** Start Information shown **

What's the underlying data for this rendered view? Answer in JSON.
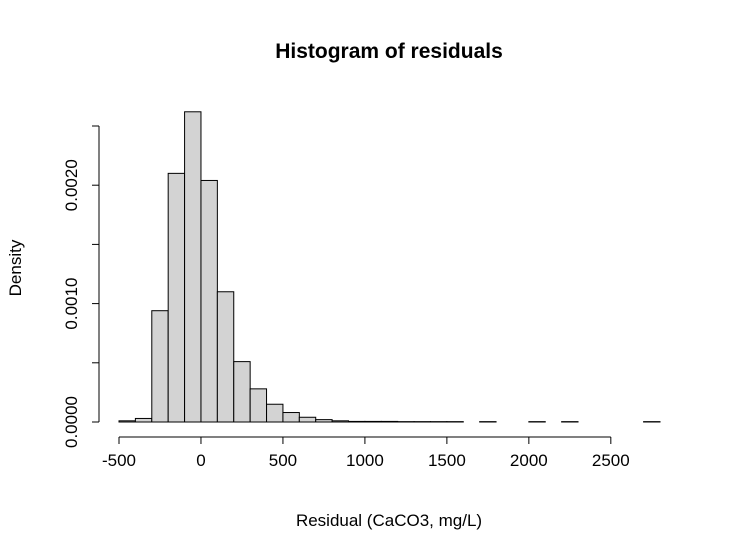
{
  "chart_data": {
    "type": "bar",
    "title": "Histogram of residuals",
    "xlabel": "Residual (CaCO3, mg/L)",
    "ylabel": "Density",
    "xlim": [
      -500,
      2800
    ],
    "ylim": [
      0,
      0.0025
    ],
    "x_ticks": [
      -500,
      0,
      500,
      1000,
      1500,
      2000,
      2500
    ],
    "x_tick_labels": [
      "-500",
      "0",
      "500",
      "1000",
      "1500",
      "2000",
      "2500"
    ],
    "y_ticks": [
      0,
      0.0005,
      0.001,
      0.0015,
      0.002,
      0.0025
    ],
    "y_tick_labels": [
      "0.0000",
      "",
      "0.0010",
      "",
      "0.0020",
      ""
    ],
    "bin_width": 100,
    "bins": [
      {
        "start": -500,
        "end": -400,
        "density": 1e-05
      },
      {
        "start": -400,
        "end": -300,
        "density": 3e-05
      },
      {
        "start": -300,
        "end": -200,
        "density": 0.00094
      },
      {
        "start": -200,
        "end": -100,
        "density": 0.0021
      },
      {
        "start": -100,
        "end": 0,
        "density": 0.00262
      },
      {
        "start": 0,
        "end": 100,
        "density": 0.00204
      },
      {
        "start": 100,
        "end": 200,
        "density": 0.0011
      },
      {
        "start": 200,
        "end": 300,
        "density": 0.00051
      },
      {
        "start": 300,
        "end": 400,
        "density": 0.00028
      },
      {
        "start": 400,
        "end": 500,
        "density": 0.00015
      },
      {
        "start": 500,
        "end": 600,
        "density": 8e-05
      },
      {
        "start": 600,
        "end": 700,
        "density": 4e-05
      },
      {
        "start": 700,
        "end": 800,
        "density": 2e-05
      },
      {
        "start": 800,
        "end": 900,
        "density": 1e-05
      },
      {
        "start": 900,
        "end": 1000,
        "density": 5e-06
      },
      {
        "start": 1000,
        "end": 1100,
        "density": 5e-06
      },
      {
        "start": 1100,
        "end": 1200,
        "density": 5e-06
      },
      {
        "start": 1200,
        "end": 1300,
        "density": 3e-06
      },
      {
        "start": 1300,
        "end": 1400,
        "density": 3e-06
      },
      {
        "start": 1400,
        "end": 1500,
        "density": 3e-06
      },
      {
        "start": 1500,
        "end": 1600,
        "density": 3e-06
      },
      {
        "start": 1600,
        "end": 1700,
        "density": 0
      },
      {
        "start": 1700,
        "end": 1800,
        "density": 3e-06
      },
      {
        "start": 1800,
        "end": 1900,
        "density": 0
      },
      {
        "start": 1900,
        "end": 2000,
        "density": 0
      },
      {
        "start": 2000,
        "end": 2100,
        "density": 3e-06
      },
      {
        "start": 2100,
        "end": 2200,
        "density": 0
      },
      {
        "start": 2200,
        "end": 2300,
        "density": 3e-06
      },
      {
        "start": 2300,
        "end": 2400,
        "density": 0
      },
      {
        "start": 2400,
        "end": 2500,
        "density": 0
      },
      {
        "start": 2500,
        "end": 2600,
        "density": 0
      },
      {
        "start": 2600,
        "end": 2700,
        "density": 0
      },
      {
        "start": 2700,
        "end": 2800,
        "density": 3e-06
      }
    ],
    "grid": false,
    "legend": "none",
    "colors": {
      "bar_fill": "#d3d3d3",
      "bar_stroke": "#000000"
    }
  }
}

** End Information shown **

■ What needs to be done:
The listing above needs to be output again exactly. Don't include the pictures.

■ Solution to the exercise:
What's the underlying data for this rendered view? Answer in JSON.
{
  "chart_data": {
    "type": "bar",
    "title": "Histogram of residuals",
    "xlabel": "Residual (CaCO3, mg/L)",
    "ylabel": "Density",
    "xlim": [
      -500,
      2800
    ],
    "ylim": [
      0,
      0.0025
    ],
    "x_ticks": [
      -500,
      0,
      500,
      1000,
      1500,
      2000,
      2500
    ],
    "x_tick_labels": [
      "-500",
      "0",
      "500",
      "1000",
      "1500",
      "2000",
      "2500"
    ],
    "y_ticks": [
      0,
      0.0005,
      0.001,
      0.0015,
      0.002,
      0.0025
    ],
    "y_tick_labels": [
      "0.0000",
      "",
      "0.0010",
      "",
      "0.0020",
      ""
    ],
    "bin_width": 100,
    "bins": [
      {
        "start": -500,
        "end": -400,
        "density": 1e-05
      },
      {
        "start": -400,
        "end": -300,
        "density": 3e-05
      },
      {
        "start": -300,
        "end": -200,
        "density": 0.00094
      },
      {
        "start": -200,
        "end": -100,
        "density": 0.0021
      },
      {
        "start": -100,
        "end": 0,
        "density": 0.00262
      },
      {
        "start": 0,
        "end": 100,
        "density": 0.00204
      },
      {
        "start": 100,
        "end": 200,
        "density": 0.0011
      },
      {
        "start": 200,
        "end": 300,
        "density": 0.00051
      },
      {
        "start": 300,
        "end": 400,
        "density": 0.00028
      },
      {
        "start": 400,
        "end": 500,
        "density": 0.00015
      },
      {
        "start": 500,
        "end": 600,
        "density": 8e-05
      },
      {
        "start": 600,
        "end": 700,
        "density": 4e-05
      },
      {
        "start": 700,
        "end": 800,
        "density": 2e-05
      },
      {
        "start": 800,
        "end": 900,
        "density": 1e-05
      },
      {
        "start": 900,
        "end": 1000,
        "density": 5e-06
      },
      {
        "start": 1000,
        "end": 1100,
        "density": 5e-06
      },
      {
        "start": 1100,
        "end": 1200,
        "density": 5e-06
      },
      {
        "start": 1200,
        "end": 1300,
        "density": 3e-06
      },
      {
        "start": 1300,
        "end": 1400,
        "density": 3e-06
      },
      {
        "start": 1400,
        "end": 1500,
        "density": 3e-06
      },
      {
        "start": 1500,
        "end": 1600,
        "density": 3e-06
      },
      {
        "start": 1600,
        "end": 1700,
        "density": 0
      },
      {
        "start": 1700,
        "end": 1800,
        "density": 3e-06
      },
      {
        "start": 1800,
        "end": 1900,
        "density": 0
      },
      {
        "start": 1900,
        "end": 2000,
        "density": 0
      },
      {
        "start": 2000,
        "end": 2100,
        "density": 3e-06
      },
      {
        "start": 2100,
        "end": 2200,
        "density": 0
      },
      {
        "start": 2200,
        "end": 2300,
        "density": 3e-06
      },
      {
        "start": 2300,
        "end": 2400,
        "density": 0
      },
      {
        "start": 2400,
        "end": 2500,
        "density": 0
      },
      {
        "start": 2500,
        "end": 2600,
        "density": 0
      },
      {
        "start": 2600,
        "end": 2700,
        "density": 0
      },
      {
        "start": 2700,
        "end": 2800,
        "density": 3e-06
      }
    ],
    "grid": false,
    "legend": "none",
    "colors": {
      "bar_fill": "#d3d3d3",
      "bar_stroke": "#000000"
    }
  }
}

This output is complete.